Output the full listing below exactly, without the pictures.

* Material to process *
^^^^^^^^

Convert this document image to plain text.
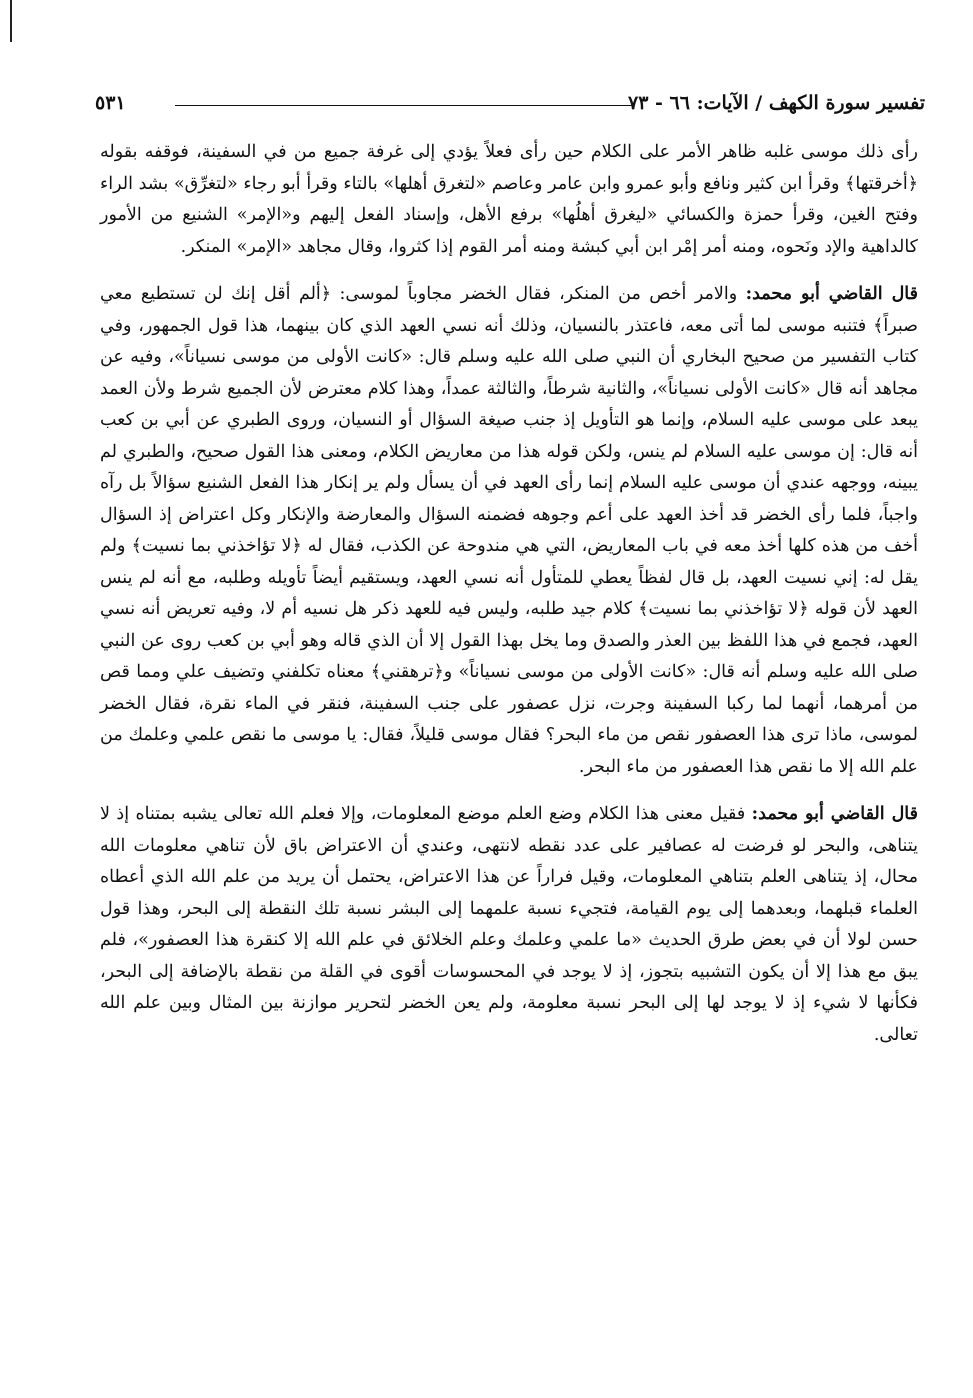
تفسير سورة الكهف / الآيات: ٦٦ - ٧٣
٥٣١

رأى ذلك موسى غلبه ظاهر الأمر على الكلام حين رأى فعلاً يؤدي إلى غرفة جميع من في السفينة، فوقفه بقوله ﴿أخرقتها﴾ وقرأ ابن كثير ونافع وأبو عمرو وابن عامر وعاصم «لتغرق أهلها» بالتاء وقرأ أبو رجاء «لتغرِّق» بشد الراء وفتح الغين، وقرأ حمزة والكسائي «ليغرق أهلُها» برفع الأهل، وإسناد الفعل إليهم و«الإمر» الشنيع من الأمور كالداهية والإد ونَحوه، ومنه أمر إمْر ابن أبي كبشة ومنه أمر القوم إذا كثروا، وقال مجاهد «الإمر» المنكر.

قال القاضي أبو محمد: والامر أخص من المنكر، فقال الخضر مجاوباً لموسى: ﴿ألم أقل إنك لن تستطيع معي صبراً﴾ فتنبه موسى لما أتى معه، فاعتذر بالنسيان، وذلك أنه نسي العهد الذي كان بينهما، هذا قول الجمهور، وفي كتاب التفسير من صحيح البخاري أن النبي صلى الله عليه وسلم قال: «كانت الأولى من موسى نسياناً»، وفيه عن مجاهد أنه قال «كانت الأولى نسياناً»، والثانية شرطاً، والثالثة عمداً، وهذا كلام معترض لأن الجميع شرط ولأن العمد يبعد على موسى عليه السلام، وإنما هو التأويل إذ جنب صيغة السؤال أو النسيان، وروى الطبري عن أبي بن كعب أنه قال: إن موسى عليه السلام لم ينس، ولكن قوله هذا من معاريض الكلام، ومعنى هذا القول صحيح، والطبري لم يبينه، ووجهه عندي أن موسى عليه السلام إنما رأى العهد في أن يسأل ولم ير إنكار هذا الفعل الشنيع سؤالاً بل رآه واجباً، فلما رأى الخضر قد أخذ العهد على أعم وجوهه فضمنه السؤال والمعارضة والإنكار وكل اعتراض إذ السؤال أخف من هذه كلها أخذ معه في باب المعاريض، التي هي مندوحة عن الكذب، فقال له ﴿لا تؤاخذني بما نسيت﴾ ولم يقل له: إني نسيت العهد، بل قال لفظاً يعطي للمتأول أنه نسي العهد، ويستقيم أيضاً تأويله وطلبه، مع أنه لم ينس العهد لأن قوله ﴿لا تؤاخذني بما نسيت﴾ كلام جيد طلبه، وليس فيه للعهد ذكر هل نسيه أم لا، وفيه تعريض أنه نسي العهد، فجمع في هذا اللفظ بين العذر والصدق وما يخل بهذا القول إلا أن الذي قاله وهو أبي بن كعب روى عن النبي صلى الله عليه وسلم أنه قال: «كانت الأولى من موسى نسياناً» و﴿ترهقني﴾ معناه تكلفني وتضيف علي ومما قص من أمرهما، أنهما لما ركبا السفينة وجرت، نزل عصفور على جنب السفينة، فنقر في الماء نقرة، فقال الخضر لموسى، ماذا ترى هذا العصفور نقص من ماء البحر؟ فقال موسى قليلاً، فقال: يا موسى ما نقص علمي وعلمك من علم الله إلا ما نقص هذا العصفور من ماء البحر.

قال القاضي أبو محمد: فقيل معنى هذا الكلام وضع العلم موضع المعلومات، وإلا فعلم الله تعالى يشبه بمتناه إذ لا يتناهى، والبحر لو فرضت له عصافير على عدد نقطه لانتهى، وعندي أن الاعتراض باق لأن تناهي معلومات الله محال، إذ يتناهى العلم بتناهي المعلومات، وقيل فراراً عن هذا الاعتراض، يحتمل أن يريد من علم الله الذي أعطاه العلماء قبلهما، وبعدهما إلى يوم القيامة، فتجيء نسبة علمهما إلى البشر نسبة تلك النقطة إلى البحر، وهذا قول حسن لولا أن في بعض طرق الحديث «ما علمي وعلمك وعلم الخلائق في علم الله إلا كنقرة هذا العصفور»، فلم يبق مع هذا إلا أن يكون التشبيه بتجوز، إذ لا يوجد في المحسوسات أقوى في القلة من نقطة بالإضافة إلى البحر، فكأنها لا شيء إذ لا يوجد لها إلى البحر نسبة معلومة، ولم يعن الخضر لتحرير موازنة بين المثال وبين علم الله تعالى.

^^^^^^^^

* Solution *
Convert this document image to plain text.
تفسير سورة الكهف / الآيات: ٦٦ - ٧٣
٥٣١

رأى ذلك موسى غلبه ظاهر الأمر على الكلام حين رأى فعلاً يؤدي إلى غرفة جميع من في السفينة، فوقفه بقوله ﴿أخرقتها﴾ وقرأ ابن كثير ونافع وأبو عمرو وابن عامر وعاصم «لتغرق أهلها» بالتاء وقرأ أبو رجاء «لتغرِّق» بشد الراء وفتح الغين، وقرأ حمزة والكسائي «ليغرق أهلُها» برفع الأهل، وإسناد الفعل إليهم و«الإمر» الشنيع من الأمور كالداهية والإد ونَحوه، ومنه أمر إمْر ابن أبي كبشة ومنه أمر القوم إذا كثروا، وقال مجاهد «الإمر» المنكر.

قال القاضي أبو محمد: والامر أخص من المنكر، فقال الخضر مجاوباً لموسى: ﴿ألم أقل إنك لن تستطيع معي صبراً﴾ فتنبه موسى لما أتى معه، فاعتذر بالنسيان، وذلك أنه نسي العهد الذي كان بينهما، هذا قول الجمهور، وفي كتاب التفسير من صحيح البخاري أن النبي صلى الله عليه وسلم قال: «كانت الأولى من موسى نسياناً»، وفيه عن مجاهد أنه قال «كانت الأولى نسياناً»، والثانية شرطاً، والثالثة عمداً، وهذا كلام معترض لأن الجميع شرط ولأن العمد يبعد على موسى عليه السلام، وإنما هو التأويل إذ جنب صيغة السؤال أو النسيان، وروى الطبري عن أبي بن كعب أنه قال: إن موسى عليه السلام لم ينس، ولكن قوله هذا من معاريض الكلام، ومعنى هذا القول صحيح، والطبري لم يبينه، ووجهه عندي أن موسى عليه السلام إنما رأى العهد في أن يسأل ولم ير إنكار هذا الفعل الشنيع سؤالاً بل رآه واجباً، فلما رأى الخضر قد أخذ العهد على أعم وجوهه فضمنه السؤال والمعارضة والإنكار وكل اعتراض إذ السؤال أخف من هذه كلها أخذ معه في باب المعاريض، التي هي مندوحة عن الكذب، فقال له ﴿لا تؤاخذني بما نسيت﴾ ولم يقل له: إني نسيت العهد، بل قال لفظاً يعطي للمتأول أنه نسي العهد، ويستقيم أيضاً تأويله وطلبه، مع أنه لم ينس العهد لأن قوله ﴿لا تؤاخذني بما نسيت﴾ كلام جيد طلبه، وليس فيه للعهد ذكر هل نسيه أم لا، وفيه تعريض أنه نسي العهد، فجمع في هذا اللفظ بين العذر والصدق وما يخل بهذا القول إلا أن الذي قاله وهو أبي بن كعب روى عن النبي صلى الله عليه وسلم أنه قال: «كانت الأولى من موسى نسياناً» و﴿ترهقني﴾ معناه تكلفني وتضيف علي ومما قص من أمرهما، أنهما لما ركبا السفينة وجرت، نزل عصفور على جنب السفينة، فنقر في الماء نقرة، فقال الخضر لموسى، ماذا ترى هذا العصفور نقص من ماء البحر؟ فقال موسى قليلاً، فقال: يا موسى ما نقص علمي وعلمك من علم الله إلا ما نقص هذا العصفور من ماء البحر.

قال القاضي أبو محمد: فقيل معنى هذا الكلام وضع العلم موضع المعلومات، وإلا فعلم الله تعالى يشبه بمتناه إذ لا يتناهى، والبحر لو فرضت له عصافير على عدد نقطه لانتهى، وعندي أن الاعتراض باق لأن تناهي معلومات الله محال، إذ يتناهى العلم بتناهي المعلومات، وقيل فراراً عن هذا الاعتراض، يحتمل أن يريد من علم الله الذي أعطاه العلماء قبلهما، وبعدهما إلى يوم القيامة، فتجيء نسبة علمهما إلى البشر نسبة تلك النقطة إلى البحر، وهذا قول حسن لولا أن في بعض طرق الحديث «ما علمي وعلمك وعلم الخلائق في علم الله إلا كنقرة هذا العصفور»، فلم يبق مع هذا إلا أن يكون التشبيه بتجوز، إذ لا يوجد في المحسوسات أقوى في القلة من نقطة بالإضافة إلى البحر، فكأنها لا شيء إذ لا يوجد لها إلى البحر نسبة معلومة، ولم يعن الخضر لتحرير موازنة بين المثال وبين علم الله تعالى.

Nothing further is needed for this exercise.